## YOUR INSTRUCTIONS
Retype all of the data exactly as given.

--- start SOURCE RECORDS ---

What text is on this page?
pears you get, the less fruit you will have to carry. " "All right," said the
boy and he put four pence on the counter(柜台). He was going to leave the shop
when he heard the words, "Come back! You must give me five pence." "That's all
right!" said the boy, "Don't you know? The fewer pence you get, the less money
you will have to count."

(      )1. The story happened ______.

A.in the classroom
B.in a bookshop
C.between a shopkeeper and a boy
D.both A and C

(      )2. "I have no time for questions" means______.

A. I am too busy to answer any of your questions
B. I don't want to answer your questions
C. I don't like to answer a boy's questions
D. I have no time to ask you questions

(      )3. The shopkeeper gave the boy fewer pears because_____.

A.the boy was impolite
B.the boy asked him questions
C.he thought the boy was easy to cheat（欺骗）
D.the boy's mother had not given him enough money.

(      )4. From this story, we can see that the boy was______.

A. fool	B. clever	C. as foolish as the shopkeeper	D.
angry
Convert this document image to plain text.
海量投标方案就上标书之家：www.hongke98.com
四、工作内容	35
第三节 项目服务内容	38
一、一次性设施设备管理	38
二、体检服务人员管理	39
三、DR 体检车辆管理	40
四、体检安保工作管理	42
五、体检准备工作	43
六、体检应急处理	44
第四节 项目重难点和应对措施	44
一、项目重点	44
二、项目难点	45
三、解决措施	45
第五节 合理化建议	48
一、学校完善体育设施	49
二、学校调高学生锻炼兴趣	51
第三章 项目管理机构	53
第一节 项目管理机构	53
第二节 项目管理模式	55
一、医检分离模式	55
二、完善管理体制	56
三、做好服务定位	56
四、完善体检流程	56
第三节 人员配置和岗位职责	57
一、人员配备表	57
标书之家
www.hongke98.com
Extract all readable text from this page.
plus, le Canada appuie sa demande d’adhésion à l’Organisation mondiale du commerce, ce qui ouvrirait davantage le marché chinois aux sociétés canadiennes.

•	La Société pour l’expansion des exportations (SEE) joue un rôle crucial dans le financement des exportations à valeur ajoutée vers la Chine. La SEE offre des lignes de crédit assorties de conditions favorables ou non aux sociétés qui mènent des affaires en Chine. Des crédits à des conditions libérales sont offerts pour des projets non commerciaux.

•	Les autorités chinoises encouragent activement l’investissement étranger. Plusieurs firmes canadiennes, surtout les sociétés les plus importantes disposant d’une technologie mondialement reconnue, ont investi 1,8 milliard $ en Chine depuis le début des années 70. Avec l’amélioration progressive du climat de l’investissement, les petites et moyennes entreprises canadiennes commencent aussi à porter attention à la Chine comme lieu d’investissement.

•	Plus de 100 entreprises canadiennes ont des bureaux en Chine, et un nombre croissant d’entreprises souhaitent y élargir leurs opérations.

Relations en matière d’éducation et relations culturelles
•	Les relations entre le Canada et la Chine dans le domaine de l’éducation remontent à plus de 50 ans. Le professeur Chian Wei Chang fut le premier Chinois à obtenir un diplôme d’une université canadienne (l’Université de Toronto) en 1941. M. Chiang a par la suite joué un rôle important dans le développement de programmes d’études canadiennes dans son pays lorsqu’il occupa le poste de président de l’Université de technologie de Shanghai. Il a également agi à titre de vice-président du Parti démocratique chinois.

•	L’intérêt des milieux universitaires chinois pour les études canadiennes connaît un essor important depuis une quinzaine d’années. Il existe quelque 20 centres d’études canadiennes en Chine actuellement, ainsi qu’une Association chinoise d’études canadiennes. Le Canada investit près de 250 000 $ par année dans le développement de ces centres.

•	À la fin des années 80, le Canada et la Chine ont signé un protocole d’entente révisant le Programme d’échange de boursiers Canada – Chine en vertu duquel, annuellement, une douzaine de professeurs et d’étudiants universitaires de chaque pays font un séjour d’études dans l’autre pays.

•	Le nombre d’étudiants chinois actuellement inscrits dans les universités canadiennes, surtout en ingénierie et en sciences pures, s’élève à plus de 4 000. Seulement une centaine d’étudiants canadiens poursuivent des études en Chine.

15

--- end SOURCE RECORDS ---

## RESULT
What text is on this page?
pears you get, the less fruit you will have to carry. " "All right," said the
boy and he put four pence on the counter(柜台). He was going to leave the shop
when he heard the words, "Come back! You must give me five pence." "That's all
right!" said the boy, "Don't you know? The fewer pence you get, the less money
you will have to count."

(      )1. The story happened ______.

A.in the classroom
B.in a bookshop
C.between a shopkeeper and a boy
D.both A and C

(      )2. "I have no time for questions" means______.

A. I am too busy to answer any of your questions
B. I don't want to answer your questions
C. I don't like to answer a boy's questions
D. I have no time to ask you questions

(      )3. The shopkeeper gave the boy fewer pears because_____.

A.the boy was impolite
B.the boy asked him questions
C.he thought the boy was easy to cheat（欺骗）
D.the boy's mother had not given him enough money.

(      )4. From this story, we can see that the boy was______.

A. fool	B. clever	C. as foolish as the shopkeeper	D.
angry
Convert this document image to plain text.
海量投标方案就上标书之家：www.hongke98.com
四、工作内容	35
第三节 项目服务内容	38
一、一次性设施设备管理	38
二、体检服务人员管理	39
三、DR 体检车辆管理	40
四、体检安保工作管理	42
五、体检准备工作	43
六、体检应急处理	44
第四节 项目重难点和应对措施	44
一、项目重点	44
二、项目难点	45
三、解决措施	45
第五节 合理化建议	48
一、学校完善体育设施	49
二、学校调高学生锻炼兴趣	51
第三章 项目管理机构	53
第一节 项目管理机构	53
第二节 项目管理模式	55
一、医检分离模式	55
二、完善管理体制	56
三、做好服务定位	56
四、完善体检流程	56
第三节 人员配置和岗位职责	57
一、人员配备表	57
标书之家
www.hongke98.com
Extract all readable text from this page.
plus, le Canada appuie sa demande d’adhésion à l’Organisation mondiale du commerce, ce qui ouvrirait davantage le marché chinois aux sociétés canadiennes.

•	La Société pour l’expansion des exportations (SEE) joue un rôle crucial dans le financement des exportations à valeur ajoutée vers la Chine. La SEE offre des lignes de crédit assorties de conditions favorables ou non aux sociétés qui mènent des affaires en Chine. Des crédits à des conditions libérales sont offerts pour des projets non commerciaux.

•	Les autorités chinoises encouragent activement l’investissement étranger. Plusieurs firmes canadiennes, surtout les sociétés les plus importantes disposant d’une technologie mondialement reconnue, ont investi 1,8 milliard $ en Chine depuis le début des années 70. Avec l’amélioration progressive du climat de l’investissement, les petites et moyennes entreprises canadiennes commencent aussi à porter attention à la Chine comme lieu d’investissement.

•	Plus de 100 entreprises canadiennes ont des bureaux en Chine, et un nombre croissant d’entreprises souhaitent y élargir leurs opérations.

Relations en matière d’éducation et relations culturelles
•	Les relations entre le Canada et la Chine dans le domaine de l’éducation remontent à plus de 50 ans. Le professeur Chian Wei Chang fut le premier Chinois à obtenir un diplôme d’une université canadienne (l’Université de Toronto) en 1941. M. Chiang a par la suite joué un rôle important dans le développement de programmes d’études canadiennes dans son pays lorsqu’il occupa le poste de président de l’Université de technologie de Shanghai. Il a également agi à titre de vice-président du Parti démocratique chinois.

•	L’intérêt des milieux universitaires chinois pour les études canadiennes connaît un essor important depuis une quinzaine d’années. Il existe quelque 20 centres d’études canadiennes en Chine actuellement, ainsi qu’une Association chinoise d’études canadiennes. Le Canada investit près de 250 000 $ par année dans le développement de ces centres.

•	À la fin des années 80, le Canada et la Chine ont signé un protocole d’entente révisant le Programme d’échange de boursiers Canada – Chine en vertu duquel, annuellement, une douzaine de professeurs et d’étudiants universitaires de chaque pays font un séjour d’études dans l’autre pays.

•	Le nombre d’étudiants chinois actuellement inscrits dans les universités canadiennes, surtout en ingénierie et en sciences pures, s’élève à plus de 4 000. Seulement une centaine d’étudiants canadiens poursuivent des études en Chine.

15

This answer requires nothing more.